▼

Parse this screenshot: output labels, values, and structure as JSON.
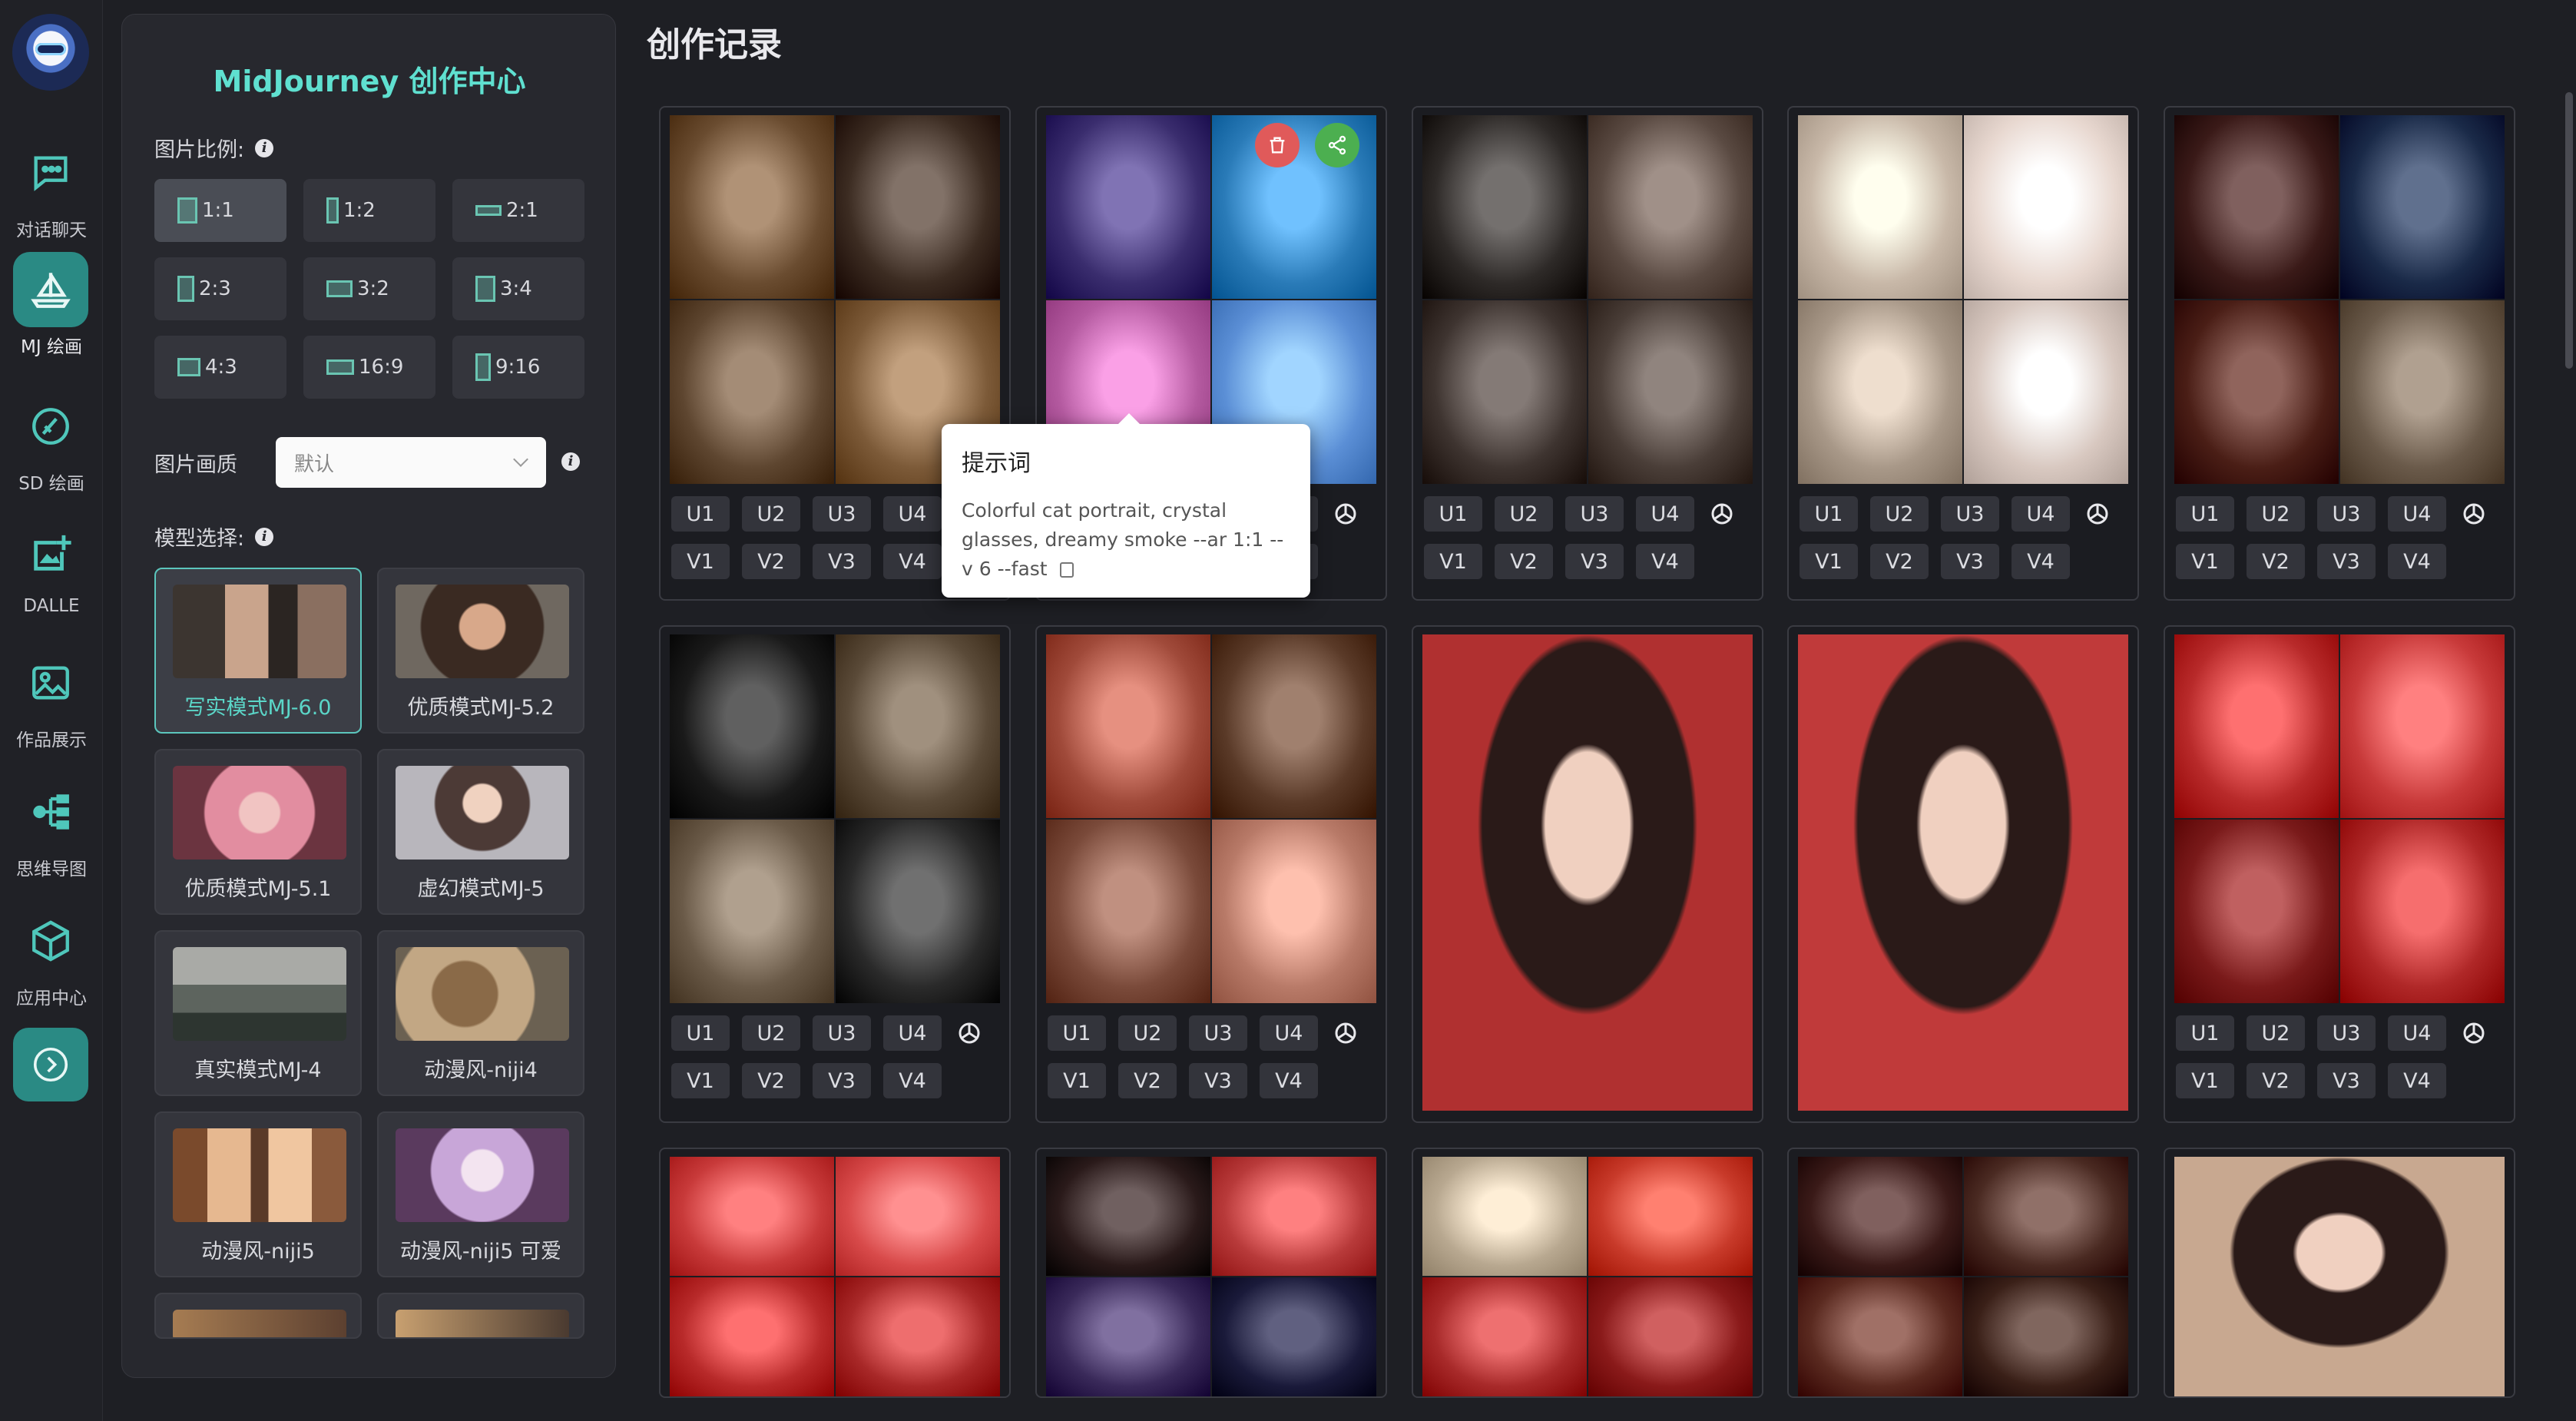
{
  "rail": {
    "items": [
      {
        "label": "对话聊天",
        "icon": "chat-icon",
        "active": false
      },
      {
        "label": "MJ 绘画",
        "icon": "sailboat-icon",
        "active": true
      },
      {
        "label": "SD 绘画",
        "icon": "brush-icon",
        "active": false
      },
      {
        "label": "DALLE",
        "icon": "image-add-icon",
        "active": false
      },
      {
        "label": "作品展示",
        "icon": "gallery-icon",
        "active": false
      },
      {
        "label": "思维导图",
        "icon": "mindmap-icon",
        "active": false
      },
      {
        "label": "应用中心",
        "icon": "cube-icon",
        "active": false
      }
    ]
  },
  "panel": {
    "title": "MidJourney 创作中心",
    "ratio_label": "图片比例:",
    "ratios": [
      "1:1",
      "1:2",
      "2:1",
      "2:3",
      "3:2",
      "3:4",
      "4:3",
      "16:9",
      "9:16"
    ],
    "selected_ratio": "1:1",
    "quality_label": "图片画质",
    "quality_value": "默认",
    "model_label": "模型选择:",
    "models": [
      "写实模式MJ-6.0",
      "优质模式MJ-5.2",
      "优质模式MJ-5.1",
      "虚幻模式MJ-5",
      "真实模式MJ-4",
      "动漫风-niji4",
      "动漫风-niji5",
      "动漫风-niji5 可爱"
    ],
    "selected_model": "写实模式MJ-6.0"
  },
  "main": {
    "title": "创作记录",
    "upscale_buttons": [
      "U1",
      "U2",
      "U3",
      "U4"
    ],
    "variation_buttons": [
      "V1",
      "V2",
      "V3",
      "V4"
    ],
    "tooltip": {
      "title": "提示词",
      "text": "Colorful cat portrait, crystal glasses, dreamy smoke --ar 1:1 --v 6 --fast"
    }
  },
  "colors": {
    "accent": "#2a8a84",
    "title_accent": "#5fe0d0",
    "delete": "#e05a5a",
    "share": "#4caf50"
  }
}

▲

• [Aim of the exercise]:
Copy the records above exactly, omitting every picture.

• [Exercise solution]:
Parse this screenshot: output labels, values, and structure as JSON.
{
  "rail": {
    "items": [
      {
        "label": "对话聊天",
        "icon": "chat-icon",
        "active": false
      },
      {
        "label": "MJ 绘画",
        "icon": "sailboat-icon",
        "active": true
      },
      {
        "label": "SD 绘画",
        "icon": "brush-icon",
        "active": false
      },
      {
        "label": "DALLE",
        "icon": "image-add-icon",
        "active": false
      },
      {
        "label": "作品展示",
        "icon": "gallery-icon",
        "active": false
      },
      {
        "label": "思维导图",
        "icon": "mindmap-icon",
        "active": false
      },
      {
        "label": "应用中心",
        "icon": "cube-icon",
        "active": false
      }
    ]
  },
  "panel": {
    "title": "MidJourney 创作中心",
    "ratio_label": "图片比例:",
    "ratios": [
      "1:1",
      "1:2",
      "2:1",
      "2:3",
      "3:2",
      "3:4",
      "4:3",
      "16:9",
      "9:16"
    ],
    "selected_ratio": "1:1",
    "quality_label": "图片画质",
    "quality_value": "默认",
    "model_label": "模型选择:",
    "models": [
      "写实模式MJ-6.0",
      "优质模式MJ-5.2",
      "优质模式MJ-5.1",
      "虚幻模式MJ-5",
      "真实模式MJ-4",
      "动漫风-niji4",
      "动漫风-niji5",
      "动漫风-niji5 可爱"
    ],
    "selected_model": "写实模式MJ-6.0"
  },
  "main": {
    "title": "创作记录",
    "upscale_buttons": [
      "U1",
      "U2",
      "U3",
      "U4"
    ],
    "variation_buttons": [
      "V1",
      "V2",
      "V3",
      "V4"
    ],
    "tooltip": {
      "title": "提示词",
      "text": "Colorful cat portrait, crystal glasses, dreamy smoke --ar 1:1 --v 6 --fast"
    }
  },
  "colors": {
    "accent": "#2a8a84",
    "title_accent": "#5fe0d0",
    "delete": "#e05a5a",
    "share": "#4caf50"
  }
}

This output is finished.